▸ **SET TASKS**:
(a) Reproduce the part of the stadium bathroom column between "There are probably" and "my experience: Peeeeeeeeu!", inclusive.
(b) In the stadium bathroom column, what did a fan waiting in line offer the writer?

**** TEXT PASSAGE ****

There are probably worse things that can happen to you than being unable to get out of a stall in a crowded bathroom outside the stadium at a Florida-Georgia football game.

Such as waiting in line indefinitely to get into the stall.

I experienced both recently, and here’s the best way to sum up my experience: Peeeeeeeeu!

And I promise, that’s the last time I’ll say peeeeeeeeu! in this column, even when referring to the Gators’ performance on the field that day, Oct. 27.

After using the toilet in the bathroom in our parking area, I tried to slide the lock lever to make my escape from the bathroom stall, but it wouldn’t budge. Seconds turned to minutes as the line of football fans who wanted to use the stalls got longer and longer.

Peering over the side of the stall, I confessed to anybody in earshot that I was unable to free myself from one of the most sought after spaces in Jacksonville that day.

“I’ve got a screwdriver, if that will help,” said a fan, waiting in line.

Ah, once again my lack of preparedness has failed me. Note to self: Always make sure you have a screwdriver in your pocket if you go to a football game.

Fortunately, there is a god looking over my shoulder because I was able to summon all of the strength in my fingers to pry open the lock and make a dash for freedom.

**** DATASET EXCERPT ****

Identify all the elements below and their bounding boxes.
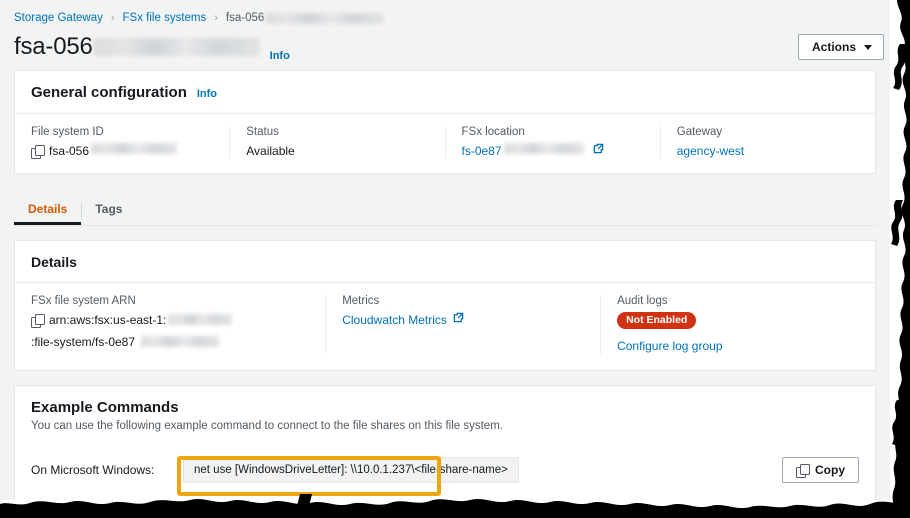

****

▸ **THE RESULTS**:
(a)
There are probably worse things that can happen to you than being unable to get out of a stall in a crowded bathroom outside the stadium at a Florida-Georgia football game.

Such as waiting in line indefinitely to get into the stall.

I experienced both recently, and here’s the best way to sum up my experience: Peeeeeeeeu!

(b) A screwdriver.